• [Required tasks]
• a. Please rewrite the Azure Machine Learning workflow text, starting with "Learn about the" and going on through "on your scripts.", and swap in "compute resource" wherever "compute target" appears.
• b. In the Azure Machine Learning workflow text, how are the records of execution saved during training?
• c. Extend the Azure Machine Learning architecture text past its final sentence.

• [Document excerpt]

How Azure Machine Learning service works: Architecture and concepts

Learn about the architecture, concepts, and workflow for Azure Machine Learning service. The major components of the service and the general workflow for using the service are shown in the following diagram:

Azure Machine Learning service architecture and workflow

Workflow

The machine learning workflow generally follows this sequence:

  1. Develop machine learning training scripts in Python.
  2. Create and configure a compute target.
  3. Submit the scripts to the configured compute target to run in that environment. During training, the scripts can read from or write to datastore. And the records of execution are saved as runs in the workspace and grouped under experiments.
  4. Query the experiment for logged metrics from the current and past runs. If the metrics don't indicate a desired outcome, loop back to step 1 and iterate on your scripts.
  5. After a satisfactory run is found, register the persisted model in the model registry.

• [Record set]
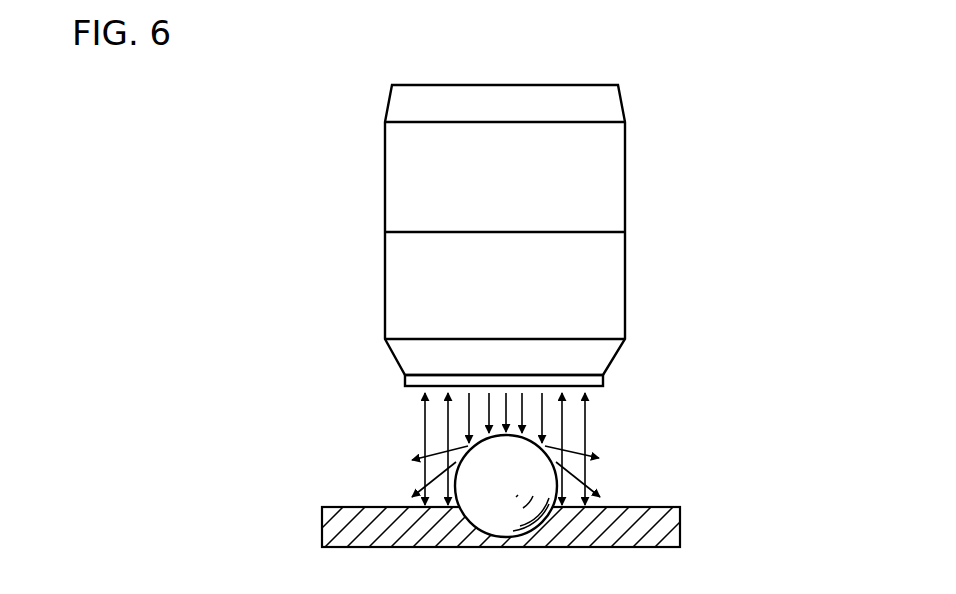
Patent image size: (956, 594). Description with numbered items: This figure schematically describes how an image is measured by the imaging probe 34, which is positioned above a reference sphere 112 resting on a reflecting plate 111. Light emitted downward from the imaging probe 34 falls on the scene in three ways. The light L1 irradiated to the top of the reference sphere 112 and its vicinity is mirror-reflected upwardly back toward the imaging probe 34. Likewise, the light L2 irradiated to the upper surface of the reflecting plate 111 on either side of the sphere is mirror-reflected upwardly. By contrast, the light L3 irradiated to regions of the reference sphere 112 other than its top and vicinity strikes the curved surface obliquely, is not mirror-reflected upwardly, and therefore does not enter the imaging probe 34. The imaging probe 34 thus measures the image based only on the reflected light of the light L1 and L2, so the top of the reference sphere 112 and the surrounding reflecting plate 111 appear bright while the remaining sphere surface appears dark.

The imaging probe 34 is at (381, 183).
The reflecting plate 111 is at (681, 528).
The reference sphere 112 is at (557, 468).
The light irradiated to top of reference sphere L1 is at (508, 409).
The light irradiated to reflecting plate L2 is at (425, 418).
The light irradiated to other regions of reference sphere L3 is at (566, 448).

• [Written answers]
• a.
Learn about the architecture, concepts, and workflow for Azure Machine Learning service. The major components of the service and the general workflow for using the service are shown in the following diagram:

Azure Machine Learning service architecture and workflow

Workflow

The machine learning workflow generally follows this sequence:

  1. Develop machine learning training scripts in Python.
  2. Create and configure a compute resource.
  3. Submit the scripts to the configured compute resource to run in that environment. During training, the scripts can read from or write to datastore. And the records of execution are saved as runs in the workspace and grouped under experiments.
  4. Query the experiment for logged metrics from the current and past runs. If the metrics don't indicate a desired outcome, loop back to step 1 and iterate on your scripts.

• b. They are saved as runs in the workspace and grouped under experiments.

• c.
  6. Develop a scoring script that uses the model and Deploy the model as a web service in Azure, or to an IoT Edge device.

You perform these steps with any of the following:

Note

Although this article defines terms and concepts used by Azure Machine Learning service, it does not define terms and concepts for the Azure platform. For more information about Azure platform terminology, see the Microsoft Azure glossary.

Workspace

The workspace is the top-level resource for Azure Machine Learning service. It provides a centralized place to work with all the artifacts you create when you use Azure Machine Learning service.

A taxonomy of the workspace is illustrated in the following diagram:

Workspace taxonomy

For more information about workspaces, see What is an Azure Machine Learning workspace?.

Experiment

An experiment is a grouping of many runs from a specified script. It always belongs to a workspace. When you submit a run, you provide an experiment name. Information for the run is stored under that experiment. If you submit a run and specify an experiment name that doesn't exist, a new experiment with that newly specified name is automatically created.

For an example of using an experiment, see Quickstart: Get started with Azure Machine Learning service.

Model

At its simplest, a model is a piece of code that takes an input and produces output. Creating a machine learning model involves selecting an algorithm, providing it with data, and tuning hyperparameters. Training is an iterative process that produces a trained model, which encapsulates what the model learned during the training process.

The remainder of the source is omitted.